-- start RECORDS FOR PROCESSING --

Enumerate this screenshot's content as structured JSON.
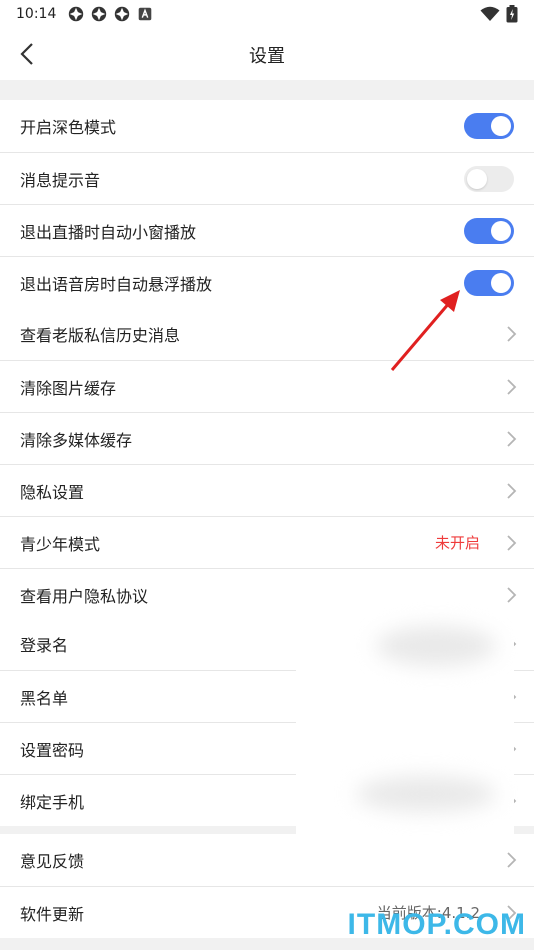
{
  "status_bar": {
    "time": "10:14",
    "notification_icons": [
      "app-icon",
      "app-icon",
      "app-icon",
      "a-icon"
    ],
    "right_icons": [
      "wifi-icon",
      "battery-icon"
    ]
  },
  "header": {
    "title": "设置"
  },
  "toggle_group": [
    {
      "label": "开启深色模式",
      "on": true
    },
    {
      "label": "消息提示音",
      "on": false
    },
    {
      "label": "退出直播时自动小窗播放",
      "on": true
    },
    {
      "label": "退出语音房时自动悬浮播放",
      "on": true
    }
  ],
  "nav_group": [
    {
      "label": "查看老版私信历史消息",
      "value": ""
    },
    {
      "label": "清除图片缓存",
      "value": ""
    },
    {
      "label": "清除多媒体缓存",
      "value": ""
    },
    {
      "label": "隐私设置",
      "value": ""
    },
    {
      "label": "青少年模式",
      "value": "未开启"
    },
    {
      "label": "查看用户隐私协议",
      "value": ""
    }
  ],
  "account_group": [
    {
      "label": "登录名"
    },
    {
      "label": "黑名单"
    },
    {
      "label": "设置密码"
    },
    {
      "label": "绑定手机"
    }
  ],
  "misc_group": [
    {
      "label": "意见反馈",
      "value": ""
    },
    {
      "label": "软件更新",
      "value": "当前版本:4.1.2"
    }
  ],
  "watermark": "ITMOP.COM",
  "colors": {
    "accent": "#4a7df0",
    "warning": "#ef3b3b",
    "watermark": "#3db8e8",
    "arrow": "#e02020"
  }
}
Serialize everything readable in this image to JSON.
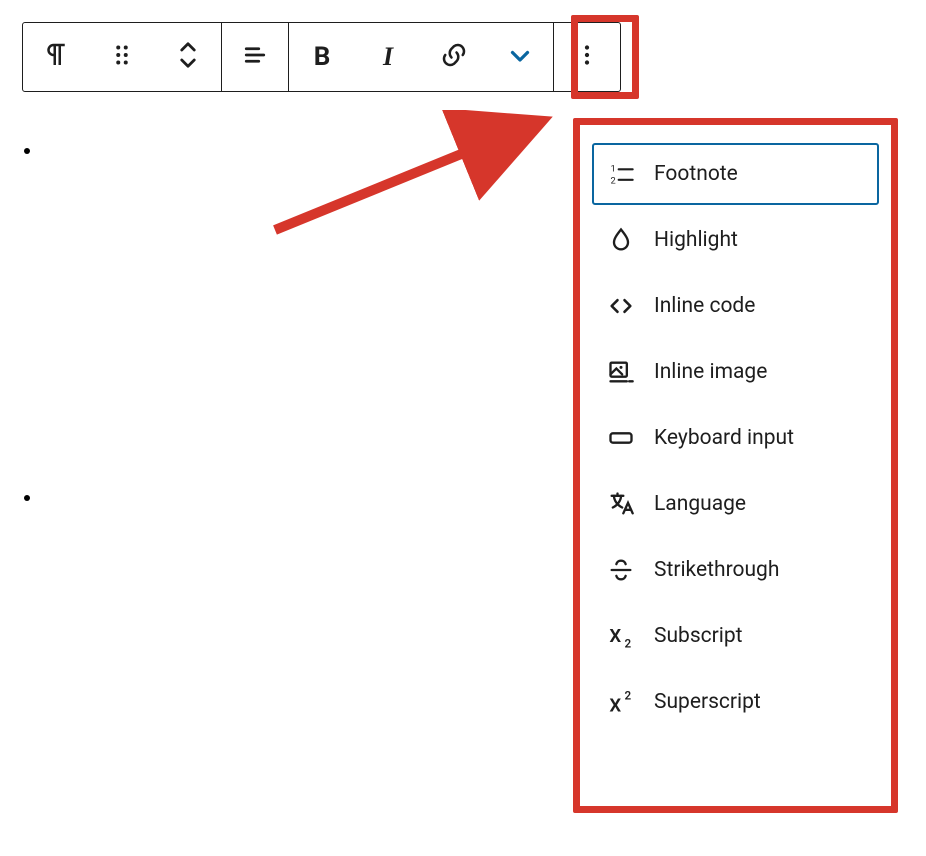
{
  "toolbar": {
    "buttons": {
      "paragraph": "paragraph",
      "drag": "drag",
      "move": "move",
      "align": "align",
      "bold": "B",
      "italic": "I",
      "link": "link",
      "more_formats": "more-formats",
      "options": "options"
    }
  },
  "menu": {
    "items": [
      {
        "icon": "footnote-icon",
        "label": "Footnote",
        "selected": true
      },
      {
        "icon": "highlight-icon",
        "label": "Highlight",
        "selected": false
      },
      {
        "icon": "inline-code-icon",
        "label": "Inline code",
        "selected": false
      },
      {
        "icon": "inline-image-icon",
        "label": "Inline image",
        "selected": false
      },
      {
        "icon": "keyboard-input-icon",
        "label": "Keyboard input",
        "selected": false
      },
      {
        "icon": "language-icon",
        "label": "Language",
        "selected": false
      },
      {
        "icon": "strikethrough-icon",
        "label": "Strikethrough",
        "selected": false
      },
      {
        "icon": "subscript-icon",
        "label": "Subscript",
        "selected": false
      },
      {
        "icon": "superscript-icon",
        "label": "Superscript",
        "selected": false
      }
    ]
  },
  "annotations": {
    "outline_color": "#d6362b",
    "accent_color": "#0a66a0"
  }
}
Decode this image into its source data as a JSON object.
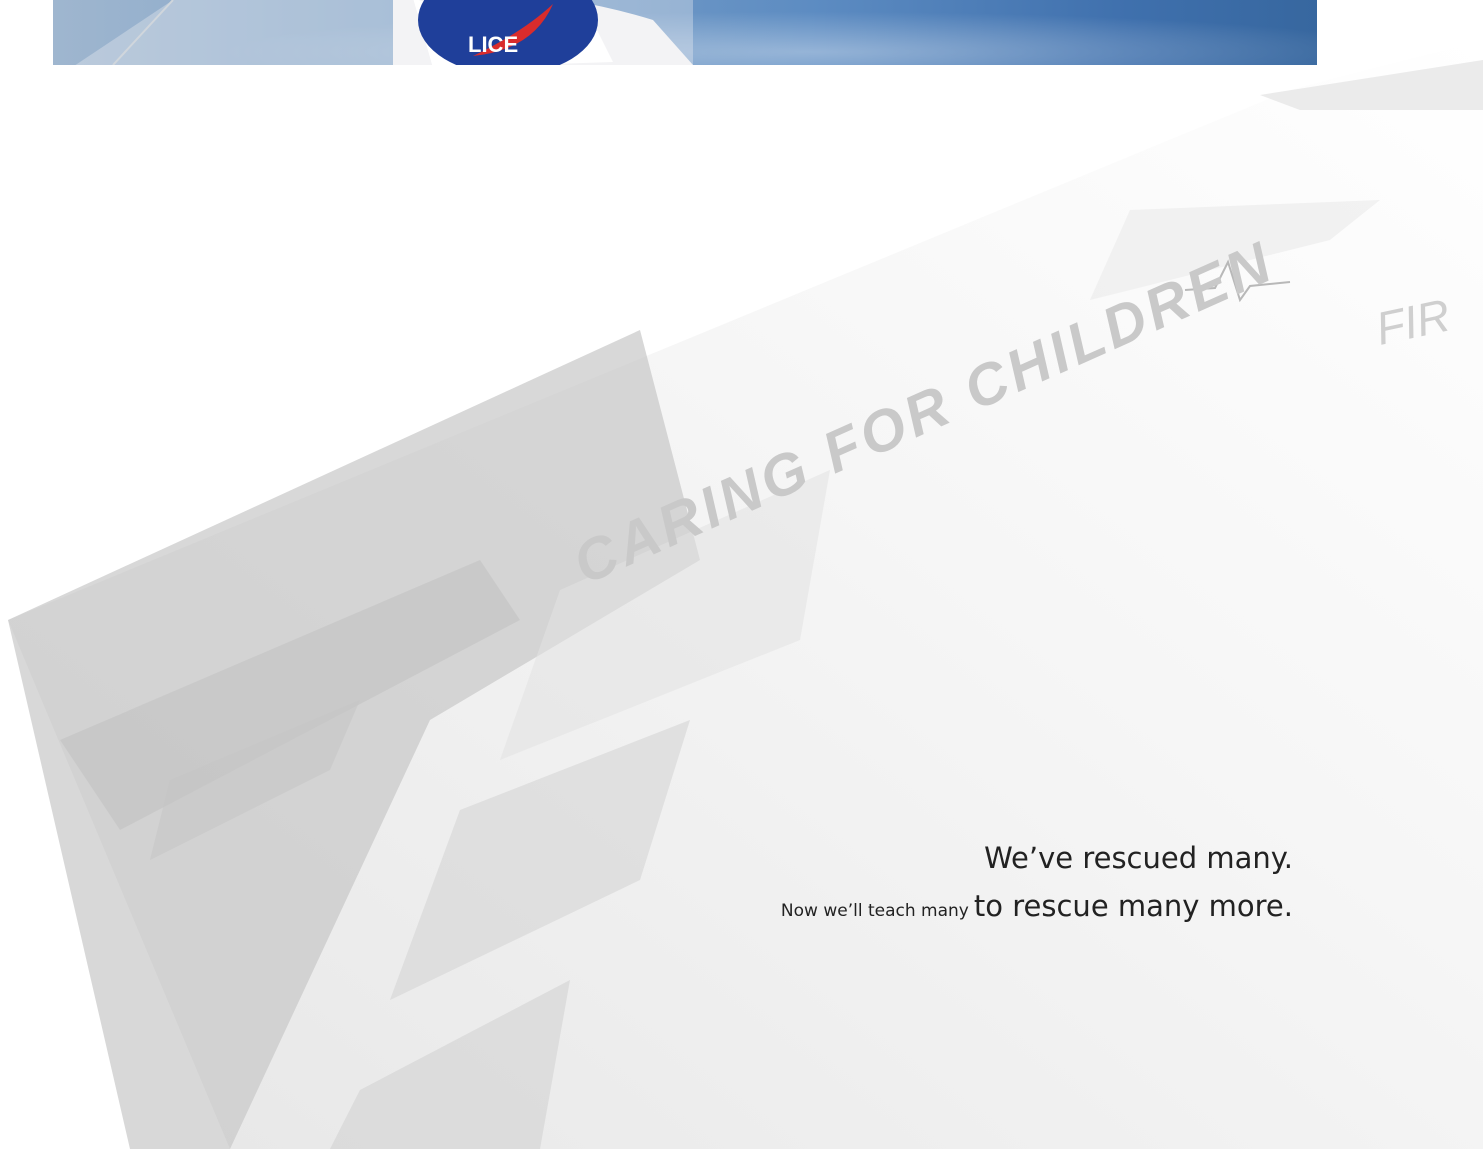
{
  "hero": {
    "flag_text": "LICE"
  },
  "collage": {
    "headline": "CARING FOR CHILDREN",
    "side_text": "FIR"
  },
  "tagline": {
    "line1": "We’ve rescued many.",
    "line2_small": "Now we’ll teach many",
    "line2_large": "to rescue many more"
  },
  "colors": {
    "sky_light": "#9fb6cf",
    "sky_dark": "#37679f",
    "collage_gray": "#d9d9d9",
    "text": "#222222"
  }
}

-- end RECORDS FOR PROCESSING --

> [DIRECTION]: Print the records word for word and exclude any picture they hold.

> [FULL ANSWER]:
Enumerate this screenshot's content as structured JSON.
{
  "status_bar": {
    "time": "10:14",
    "notification_icons": [
      "app-icon",
      "app-icon",
      "app-icon",
      "a-icon"
    ],
    "right_icons": [
      "wifi-icon",
      "battery-icon"
    ]
  },
  "header": {
    "title": "设置"
  },
  "toggle_group": [
    {
      "label": "开启深色模式",
      "on": true
    },
    {
      "label": "消息提示音",
      "on": false
    },
    {
      "label": "退出直播时自动小窗播放",
      "on": true
    },
    {
      "label": "退出语音房时自动悬浮播放",
      "on": true
    }
  ],
  "nav_group": [
    {
      "label": "查看老版私信历史消息",
      "value": ""
    },
    {
      "label": "清除图片缓存",
      "value": ""
    },
    {
      "label": "清除多媒体缓存",
      "value": ""
    },
    {
      "label": "隐私设置",
      "value": ""
    },
    {
      "label": "青少年模式",
      "value": "未开启"
    },
    {
      "label": "查看用户隐私协议",
      "value": ""
    }
  ],
  "account_group": [
    {
      "label": "登录名"
    },
    {
      "label": "黑名单"
    },
    {
      "label": "设置密码"
    },
    {
      "label": "绑定手机"
    }
  ],
  "misc_group": [
    {
      "label": "意见反馈",
      "value": ""
    },
    {
      "label": "软件更新",
      "value": "当前版本:4.1.2"
    }
  ],
  "watermark": "ITMOP.COM",
  "colors": {
    "accent": "#4a7df0",
    "warning": "#ef3b3b",
    "watermark": "#3db8e8",
    "arrow": "#e02020"
  }
}
Serialize everything readable in this image to JSON.
{
  "toolbar": {
    "buttons": {
      "paragraph": "paragraph",
      "drag": "drag",
      "move": "move",
      "align": "align",
      "bold": "B",
      "italic": "I",
      "link": "link",
      "more_formats": "more-formats",
      "options": "options"
    }
  },
  "menu": {
    "items": [
      {
        "icon": "footnote-icon",
        "label": "Footnote",
        "selected": true
      },
      {
        "icon": "highlight-icon",
        "label": "Highlight",
        "selected": false
      },
      {
        "icon": "inline-code-icon",
        "label": "Inline code",
        "selected": false
      },
      {
        "icon": "inline-image-icon",
        "label": "Inline image",
        "selected": false
      },
      {
        "icon": "keyboard-input-icon",
        "label": "Keyboard input",
        "selected": false
      },
      {
        "icon": "language-icon",
        "label": "Language",
        "selected": false
      },
      {
        "icon": "strikethrough-icon",
        "label": "Strikethrough",
        "selected": false
      },
      {
        "icon": "subscript-icon",
        "label": "Subscript",
        "selected": false
      },
      {
        "icon": "superscript-icon",
        "label": "Superscript",
        "selected": false
      }
    ]
  },
  "annotations": {
    "outline_color": "#d6362b",
    "accent_color": "#0a66a0"
  }
}
Decode this image into its source data as a JSON object.
{
  "hero": {
    "flag_text": "LICE"
  },
  "collage": {
    "headline": "CARING FOR CHILDREN",
    "side_text": "FIR"
  },
  "tagline": {
    "line1": "We’ve rescued many.",
    "line2_small": "Now we’ll teach many",
    "line2_large": "to rescue many more"
  },
  "colors": {
    "sky_light": "#9fb6cf",
    "sky_dark": "#37679f",
    "collage_gray": "#d9d9d9",
    "text": "#222222"
  }
}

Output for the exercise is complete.